_Material provided_:

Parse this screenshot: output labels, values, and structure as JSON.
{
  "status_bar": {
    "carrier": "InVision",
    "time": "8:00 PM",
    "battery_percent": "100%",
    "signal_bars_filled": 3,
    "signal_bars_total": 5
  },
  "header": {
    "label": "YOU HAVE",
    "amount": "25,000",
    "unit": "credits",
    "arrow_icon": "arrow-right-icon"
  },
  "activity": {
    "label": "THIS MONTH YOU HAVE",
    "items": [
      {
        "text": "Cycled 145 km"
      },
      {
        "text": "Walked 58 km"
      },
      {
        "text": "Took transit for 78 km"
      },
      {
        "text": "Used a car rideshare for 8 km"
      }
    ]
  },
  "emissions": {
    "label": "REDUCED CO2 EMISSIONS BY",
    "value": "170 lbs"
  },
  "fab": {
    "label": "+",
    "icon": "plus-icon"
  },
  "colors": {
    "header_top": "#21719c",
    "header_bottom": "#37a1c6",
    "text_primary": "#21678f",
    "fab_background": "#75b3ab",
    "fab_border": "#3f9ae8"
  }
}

_Exercise_: Output each entry precisely as given.

_Exercise solution_:
Parse this screenshot: output labels, values, and structure as JSON.
{
  "status_bar": {
    "carrier": "InVision",
    "time": "8:00 PM",
    "battery_percent": "100%",
    "signal_bars_filled": 3,
    "signal_bars_total": 5
  },
  "header": {
    "label": "YOU HAVE",
    "amount": "25,000",
    "unit": "credits",
    "arrow_icon": "arrow-right-icon"
  },
  "activity": {
    "label": "THIS MONTH YOU HAVE",
    "items": [
      {
        "text": "Cycled 145 km"
      },
      {
        "text": "Walked 58 km"
      },
      {
        "text": "Took transit for 78 km"
      },
      {
        "text": "Used a car rideshare for 8 km"
      }
    ]
  },
  "emissions": {
    "label": "REDUCED CO2 EMISSIONS BY",
    "value": "170 lbs"
  },
  "fab": {
    "label": "+",
    "icon": "plus-icon"
  },
  "colors": {
    "header_top": "#21719c",
    "header_bottom": "#37a1c6",
    "text_primary": "#21678f",
    "fab_background": "#75b3ab",
    "fab_border": "#3f9ae8"
  }
}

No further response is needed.